Aim of the exercise>
Copy each line of the data below with the word "Dette".

━━━━━ Task data ━━━━━

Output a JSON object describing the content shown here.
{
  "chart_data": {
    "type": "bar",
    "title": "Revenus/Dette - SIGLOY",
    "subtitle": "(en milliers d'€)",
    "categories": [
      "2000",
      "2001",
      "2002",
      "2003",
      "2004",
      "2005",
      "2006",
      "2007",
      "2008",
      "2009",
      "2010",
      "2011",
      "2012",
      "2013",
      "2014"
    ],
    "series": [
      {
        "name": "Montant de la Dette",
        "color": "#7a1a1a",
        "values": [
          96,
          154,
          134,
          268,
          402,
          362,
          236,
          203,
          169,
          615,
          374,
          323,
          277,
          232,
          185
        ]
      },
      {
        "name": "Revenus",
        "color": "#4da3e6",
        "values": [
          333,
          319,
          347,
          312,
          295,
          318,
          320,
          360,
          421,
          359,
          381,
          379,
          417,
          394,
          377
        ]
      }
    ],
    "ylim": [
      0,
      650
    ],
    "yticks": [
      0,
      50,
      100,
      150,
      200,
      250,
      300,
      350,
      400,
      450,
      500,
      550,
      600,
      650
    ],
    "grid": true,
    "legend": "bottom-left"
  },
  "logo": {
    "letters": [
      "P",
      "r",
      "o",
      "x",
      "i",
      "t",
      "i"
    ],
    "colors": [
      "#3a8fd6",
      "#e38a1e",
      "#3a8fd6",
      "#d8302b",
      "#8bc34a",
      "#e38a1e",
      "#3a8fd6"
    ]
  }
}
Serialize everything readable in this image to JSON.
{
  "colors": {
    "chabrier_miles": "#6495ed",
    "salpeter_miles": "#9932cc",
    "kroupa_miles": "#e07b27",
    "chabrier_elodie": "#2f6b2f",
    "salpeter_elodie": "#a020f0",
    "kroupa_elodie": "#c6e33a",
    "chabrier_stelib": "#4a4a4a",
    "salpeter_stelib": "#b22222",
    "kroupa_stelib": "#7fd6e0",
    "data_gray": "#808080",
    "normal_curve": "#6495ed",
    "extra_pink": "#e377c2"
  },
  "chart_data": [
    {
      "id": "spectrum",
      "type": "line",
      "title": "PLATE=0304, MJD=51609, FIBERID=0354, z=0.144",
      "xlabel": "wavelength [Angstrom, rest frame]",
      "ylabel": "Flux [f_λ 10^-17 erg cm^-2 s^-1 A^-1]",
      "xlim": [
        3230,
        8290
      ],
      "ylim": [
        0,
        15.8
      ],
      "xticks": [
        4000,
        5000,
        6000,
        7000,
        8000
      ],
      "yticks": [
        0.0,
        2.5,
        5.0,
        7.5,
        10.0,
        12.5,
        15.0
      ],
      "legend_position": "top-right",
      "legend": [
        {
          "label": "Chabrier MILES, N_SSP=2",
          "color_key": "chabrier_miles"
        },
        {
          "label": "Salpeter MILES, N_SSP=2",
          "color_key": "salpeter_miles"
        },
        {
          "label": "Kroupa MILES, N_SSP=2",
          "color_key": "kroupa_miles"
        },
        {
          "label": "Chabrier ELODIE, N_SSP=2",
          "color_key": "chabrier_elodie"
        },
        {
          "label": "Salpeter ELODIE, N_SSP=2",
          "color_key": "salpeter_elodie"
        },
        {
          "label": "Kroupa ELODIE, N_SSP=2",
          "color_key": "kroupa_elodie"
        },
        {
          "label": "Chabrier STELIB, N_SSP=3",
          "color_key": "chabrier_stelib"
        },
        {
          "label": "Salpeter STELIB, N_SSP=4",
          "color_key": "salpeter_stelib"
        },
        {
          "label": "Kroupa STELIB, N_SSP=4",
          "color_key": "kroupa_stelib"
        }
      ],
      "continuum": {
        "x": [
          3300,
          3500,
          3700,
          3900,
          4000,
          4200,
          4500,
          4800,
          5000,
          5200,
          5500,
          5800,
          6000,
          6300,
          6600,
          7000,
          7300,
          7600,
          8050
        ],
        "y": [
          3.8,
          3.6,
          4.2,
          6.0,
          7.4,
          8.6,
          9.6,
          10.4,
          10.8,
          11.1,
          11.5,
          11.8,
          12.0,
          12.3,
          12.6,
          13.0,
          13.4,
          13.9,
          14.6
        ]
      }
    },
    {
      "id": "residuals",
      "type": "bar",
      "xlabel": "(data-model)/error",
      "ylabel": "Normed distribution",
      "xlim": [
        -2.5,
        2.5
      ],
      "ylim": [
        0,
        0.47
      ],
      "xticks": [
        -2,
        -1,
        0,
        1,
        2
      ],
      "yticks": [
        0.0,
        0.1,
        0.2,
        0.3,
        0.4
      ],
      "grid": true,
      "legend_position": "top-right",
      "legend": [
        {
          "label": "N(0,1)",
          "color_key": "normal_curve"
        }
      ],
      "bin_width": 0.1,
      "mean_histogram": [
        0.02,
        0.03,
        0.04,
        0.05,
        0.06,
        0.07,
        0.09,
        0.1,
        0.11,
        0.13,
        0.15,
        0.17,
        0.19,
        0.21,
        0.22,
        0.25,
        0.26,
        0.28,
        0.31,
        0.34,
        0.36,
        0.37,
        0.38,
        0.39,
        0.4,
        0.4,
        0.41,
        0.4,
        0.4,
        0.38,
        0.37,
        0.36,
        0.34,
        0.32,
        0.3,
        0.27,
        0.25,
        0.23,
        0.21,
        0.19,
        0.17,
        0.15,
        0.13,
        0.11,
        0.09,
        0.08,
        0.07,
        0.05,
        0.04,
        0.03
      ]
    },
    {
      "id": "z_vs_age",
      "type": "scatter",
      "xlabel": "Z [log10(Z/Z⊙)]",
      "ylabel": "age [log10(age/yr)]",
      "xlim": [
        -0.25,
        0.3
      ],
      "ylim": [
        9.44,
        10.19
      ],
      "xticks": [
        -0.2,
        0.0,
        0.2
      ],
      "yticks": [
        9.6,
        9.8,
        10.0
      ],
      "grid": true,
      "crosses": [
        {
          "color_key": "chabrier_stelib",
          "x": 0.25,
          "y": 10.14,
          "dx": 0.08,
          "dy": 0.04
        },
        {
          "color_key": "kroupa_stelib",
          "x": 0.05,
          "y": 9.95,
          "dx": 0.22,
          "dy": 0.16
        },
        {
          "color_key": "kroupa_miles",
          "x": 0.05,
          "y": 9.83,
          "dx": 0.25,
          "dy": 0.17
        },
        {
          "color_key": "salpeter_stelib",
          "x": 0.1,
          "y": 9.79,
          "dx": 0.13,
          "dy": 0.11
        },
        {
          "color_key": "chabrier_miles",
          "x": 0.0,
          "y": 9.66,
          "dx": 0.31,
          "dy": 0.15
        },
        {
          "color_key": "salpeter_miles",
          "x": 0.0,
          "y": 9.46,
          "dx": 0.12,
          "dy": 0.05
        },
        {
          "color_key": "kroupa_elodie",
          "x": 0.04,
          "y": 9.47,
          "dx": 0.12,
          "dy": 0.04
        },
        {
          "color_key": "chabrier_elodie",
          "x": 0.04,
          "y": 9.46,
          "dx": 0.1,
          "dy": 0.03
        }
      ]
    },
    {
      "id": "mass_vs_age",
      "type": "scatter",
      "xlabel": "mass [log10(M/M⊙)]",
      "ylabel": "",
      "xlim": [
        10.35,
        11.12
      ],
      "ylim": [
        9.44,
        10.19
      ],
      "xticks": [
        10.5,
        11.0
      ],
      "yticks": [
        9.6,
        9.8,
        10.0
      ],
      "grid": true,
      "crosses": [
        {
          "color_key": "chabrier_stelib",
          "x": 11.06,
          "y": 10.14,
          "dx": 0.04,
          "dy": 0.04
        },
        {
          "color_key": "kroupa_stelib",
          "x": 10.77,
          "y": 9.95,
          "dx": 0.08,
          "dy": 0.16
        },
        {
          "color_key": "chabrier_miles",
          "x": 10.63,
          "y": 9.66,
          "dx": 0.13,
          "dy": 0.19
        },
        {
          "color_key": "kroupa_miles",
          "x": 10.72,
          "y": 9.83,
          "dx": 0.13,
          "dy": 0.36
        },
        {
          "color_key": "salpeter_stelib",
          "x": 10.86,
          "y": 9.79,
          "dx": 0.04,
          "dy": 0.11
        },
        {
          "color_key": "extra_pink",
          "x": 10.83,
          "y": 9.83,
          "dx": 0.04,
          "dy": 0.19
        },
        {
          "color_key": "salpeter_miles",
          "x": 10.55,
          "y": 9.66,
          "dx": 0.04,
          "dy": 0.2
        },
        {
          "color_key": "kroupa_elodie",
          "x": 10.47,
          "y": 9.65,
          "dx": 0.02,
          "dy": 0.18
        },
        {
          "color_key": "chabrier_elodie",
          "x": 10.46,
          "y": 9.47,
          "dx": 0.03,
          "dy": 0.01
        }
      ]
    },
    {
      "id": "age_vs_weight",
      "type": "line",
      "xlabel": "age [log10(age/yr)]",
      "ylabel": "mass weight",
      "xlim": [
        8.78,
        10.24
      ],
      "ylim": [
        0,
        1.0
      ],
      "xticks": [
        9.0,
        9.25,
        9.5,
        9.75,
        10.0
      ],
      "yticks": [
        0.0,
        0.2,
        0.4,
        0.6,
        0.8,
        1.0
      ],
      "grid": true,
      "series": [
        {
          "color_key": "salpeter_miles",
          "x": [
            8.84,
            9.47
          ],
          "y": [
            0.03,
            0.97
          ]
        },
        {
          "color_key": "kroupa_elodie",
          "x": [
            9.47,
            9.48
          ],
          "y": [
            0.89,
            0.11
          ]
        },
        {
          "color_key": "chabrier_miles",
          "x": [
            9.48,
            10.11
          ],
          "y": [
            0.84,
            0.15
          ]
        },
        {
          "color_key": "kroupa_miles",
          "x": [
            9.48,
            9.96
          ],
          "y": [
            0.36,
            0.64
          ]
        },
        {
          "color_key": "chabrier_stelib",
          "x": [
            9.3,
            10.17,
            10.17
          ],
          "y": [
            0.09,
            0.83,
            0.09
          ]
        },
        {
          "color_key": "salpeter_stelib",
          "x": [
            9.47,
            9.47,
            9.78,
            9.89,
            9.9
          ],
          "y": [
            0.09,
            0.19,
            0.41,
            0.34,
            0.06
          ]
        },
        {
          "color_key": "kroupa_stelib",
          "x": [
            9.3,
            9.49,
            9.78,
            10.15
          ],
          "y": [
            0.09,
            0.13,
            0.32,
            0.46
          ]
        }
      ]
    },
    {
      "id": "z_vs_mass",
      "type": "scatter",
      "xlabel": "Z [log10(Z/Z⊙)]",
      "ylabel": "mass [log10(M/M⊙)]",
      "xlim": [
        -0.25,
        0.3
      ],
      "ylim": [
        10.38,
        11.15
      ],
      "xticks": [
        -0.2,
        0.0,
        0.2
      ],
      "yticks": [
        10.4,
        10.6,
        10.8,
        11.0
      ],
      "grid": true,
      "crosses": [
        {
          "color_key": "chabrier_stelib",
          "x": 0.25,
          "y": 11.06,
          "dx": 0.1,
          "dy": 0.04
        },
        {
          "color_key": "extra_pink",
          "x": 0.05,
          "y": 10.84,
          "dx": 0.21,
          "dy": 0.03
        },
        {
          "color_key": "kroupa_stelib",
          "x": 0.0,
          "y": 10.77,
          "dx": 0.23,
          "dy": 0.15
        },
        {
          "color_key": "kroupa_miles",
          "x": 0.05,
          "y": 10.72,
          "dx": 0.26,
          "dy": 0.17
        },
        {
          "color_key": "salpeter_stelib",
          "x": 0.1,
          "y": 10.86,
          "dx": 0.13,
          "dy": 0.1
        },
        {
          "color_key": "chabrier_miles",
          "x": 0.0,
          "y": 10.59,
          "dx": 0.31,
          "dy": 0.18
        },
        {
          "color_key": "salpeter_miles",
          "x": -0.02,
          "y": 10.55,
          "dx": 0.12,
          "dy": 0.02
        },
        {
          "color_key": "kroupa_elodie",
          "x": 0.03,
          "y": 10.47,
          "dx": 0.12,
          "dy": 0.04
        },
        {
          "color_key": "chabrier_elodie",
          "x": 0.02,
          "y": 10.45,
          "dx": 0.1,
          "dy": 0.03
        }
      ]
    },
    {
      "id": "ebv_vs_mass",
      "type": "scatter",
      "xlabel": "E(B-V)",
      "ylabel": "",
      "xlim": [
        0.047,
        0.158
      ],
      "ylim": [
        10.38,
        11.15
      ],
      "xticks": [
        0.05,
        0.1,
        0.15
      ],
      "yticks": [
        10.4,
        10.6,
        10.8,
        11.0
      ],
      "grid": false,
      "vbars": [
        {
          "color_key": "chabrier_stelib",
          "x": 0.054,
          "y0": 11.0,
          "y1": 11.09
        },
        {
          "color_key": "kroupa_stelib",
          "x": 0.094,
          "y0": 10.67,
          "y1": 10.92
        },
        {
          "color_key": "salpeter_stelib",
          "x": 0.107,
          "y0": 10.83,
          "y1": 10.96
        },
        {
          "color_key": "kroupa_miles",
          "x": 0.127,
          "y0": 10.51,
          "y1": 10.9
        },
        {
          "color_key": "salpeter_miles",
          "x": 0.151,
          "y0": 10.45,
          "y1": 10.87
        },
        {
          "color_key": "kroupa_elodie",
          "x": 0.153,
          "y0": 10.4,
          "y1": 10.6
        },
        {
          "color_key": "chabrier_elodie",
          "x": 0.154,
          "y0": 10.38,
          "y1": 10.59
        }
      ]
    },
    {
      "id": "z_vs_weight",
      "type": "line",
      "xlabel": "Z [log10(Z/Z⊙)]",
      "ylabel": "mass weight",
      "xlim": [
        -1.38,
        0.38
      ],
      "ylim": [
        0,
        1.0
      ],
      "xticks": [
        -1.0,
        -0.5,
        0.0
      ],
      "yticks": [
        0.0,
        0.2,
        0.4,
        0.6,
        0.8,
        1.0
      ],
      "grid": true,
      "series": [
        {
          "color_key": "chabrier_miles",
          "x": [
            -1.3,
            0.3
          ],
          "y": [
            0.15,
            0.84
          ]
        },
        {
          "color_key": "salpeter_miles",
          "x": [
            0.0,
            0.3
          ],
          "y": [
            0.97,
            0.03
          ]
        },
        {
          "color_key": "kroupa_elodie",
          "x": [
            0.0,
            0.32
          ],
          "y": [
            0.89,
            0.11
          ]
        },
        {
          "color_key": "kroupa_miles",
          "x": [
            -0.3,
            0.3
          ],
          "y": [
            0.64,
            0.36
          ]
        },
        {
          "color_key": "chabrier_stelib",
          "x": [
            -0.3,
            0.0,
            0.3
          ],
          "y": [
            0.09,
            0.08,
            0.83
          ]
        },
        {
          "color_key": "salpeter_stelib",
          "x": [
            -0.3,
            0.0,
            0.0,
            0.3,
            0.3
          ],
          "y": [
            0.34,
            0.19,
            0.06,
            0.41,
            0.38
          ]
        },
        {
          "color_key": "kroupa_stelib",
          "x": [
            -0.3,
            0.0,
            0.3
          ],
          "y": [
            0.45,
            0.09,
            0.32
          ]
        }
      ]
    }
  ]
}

━━━━━

Answer to the exercise>
    "title": "Revenus/Dette - SIGLOY",
        "name": "Montant de la Dette",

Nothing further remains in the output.